* _To be done_
Repeat each line exactly, leaving nothing out.

* _Records shown_
——————

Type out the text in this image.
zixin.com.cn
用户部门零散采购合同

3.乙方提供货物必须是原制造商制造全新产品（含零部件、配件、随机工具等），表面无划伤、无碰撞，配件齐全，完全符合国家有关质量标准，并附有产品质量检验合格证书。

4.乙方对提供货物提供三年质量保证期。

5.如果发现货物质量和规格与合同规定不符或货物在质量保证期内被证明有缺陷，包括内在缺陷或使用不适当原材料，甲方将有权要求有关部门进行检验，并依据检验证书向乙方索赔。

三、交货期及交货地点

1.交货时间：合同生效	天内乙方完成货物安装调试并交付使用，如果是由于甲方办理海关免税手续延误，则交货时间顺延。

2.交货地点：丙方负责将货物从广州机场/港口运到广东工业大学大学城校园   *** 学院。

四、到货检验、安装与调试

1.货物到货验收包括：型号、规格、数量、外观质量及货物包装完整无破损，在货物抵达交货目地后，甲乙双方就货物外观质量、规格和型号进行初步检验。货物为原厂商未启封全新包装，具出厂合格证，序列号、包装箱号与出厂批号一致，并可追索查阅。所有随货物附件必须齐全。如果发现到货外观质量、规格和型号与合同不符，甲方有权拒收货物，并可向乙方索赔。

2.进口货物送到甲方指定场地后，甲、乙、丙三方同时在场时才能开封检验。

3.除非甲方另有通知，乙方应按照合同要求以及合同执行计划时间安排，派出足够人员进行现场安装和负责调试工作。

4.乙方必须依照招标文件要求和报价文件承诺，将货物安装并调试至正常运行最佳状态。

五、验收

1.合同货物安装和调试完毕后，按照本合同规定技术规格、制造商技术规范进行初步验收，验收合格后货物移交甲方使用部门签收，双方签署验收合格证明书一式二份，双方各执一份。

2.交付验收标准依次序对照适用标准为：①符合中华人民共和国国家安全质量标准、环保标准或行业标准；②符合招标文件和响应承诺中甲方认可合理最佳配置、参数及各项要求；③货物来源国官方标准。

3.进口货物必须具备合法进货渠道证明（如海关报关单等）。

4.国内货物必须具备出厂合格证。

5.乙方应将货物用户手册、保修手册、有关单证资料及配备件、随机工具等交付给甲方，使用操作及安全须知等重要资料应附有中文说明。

——————

* _Exercise response_
Type out the text in this image.
zixin.com.cn
用户部门零散采购合同

3.乙方提供货物必须是原制造商制造全新产品（含零部件、配件、随机工具等），表面无划伤、无碰撞，配件齐全，完全符合国家有关质量标准，并附有产品质量检验合格证书。

4.乙方对提供货物提供三年质量保证期。

5.如果发现货物质量和规格与合同规定不符或货物在质量保证期内被证明有缺陷，包括内在缺陷或使用不适当原材料，甲方将有权要求有关部门进行检验，并依据检验证书向乙方索赔。

三、交货期及交货地点

1.交货时间：合同生效	天内乙方完成货物安装调试并交付使用，如果是由于甲方办理海关免税手续延误，则交货时间顺延。

2.交货地点：丙方负责将货物从广州机场/港口运到广东工业大学大学城校园   *** 学院。

四、到货检验、安装与调试

1.货物到货验收包括：型号、规格、数量、外观质量及货物包装完整无破损，在货物抵达交货目地后，甲乙双方就货物外观质量、规格和型号进行初步检验。货物为原厂商未启封全新包装，具出厂合格证，序列号、包装箱号与出厂批号一致，并可追索查阅。所有随货物附件必须齐全。如果发现到货外观质量、规格和型号与合同不符，甲方有权拒收货物，并可向乙方索赔。

2.进口货物送到甲方指定场地后，甲、乙、丙三方同时在场时才能开封检验。

3.除非甲方另有通知，乙方应按照合同要求以及合同执行计划时间安排，派出足够人员进行现场安装和负责调试工作。

4.乙方必须依照招标文件要求和报价文件承诺，将货物安装并调试至正常运行最佳状态。

五、验收

1.合同货物安装和调试完毕后，按照本合同规定技术规格、制造商技术规范进行初步验收，验收合格后货物移交甲方使用部门签收，双方签署验收合格证明书一式二份，双方各执一份。

2.交付验收标准依次序对照适用标准为：①符合中华人民共和国国家安全质量标准、环保标准或行业标准；②符合招标文件和响应承诺中甲方认可合理最佳配置、参数及各项要求；③货物来源国官方标准。

3.进口货物必须具备合法进货渠道证明（如海关报关单等）。

4.国内货物必须具备出厂合格证。

5.乙方应将货物用户手册、保修手册、有关单证资料及配备件、随机工具等交付给甲方，使用操作及安全须知等重要资料应附有中文说明。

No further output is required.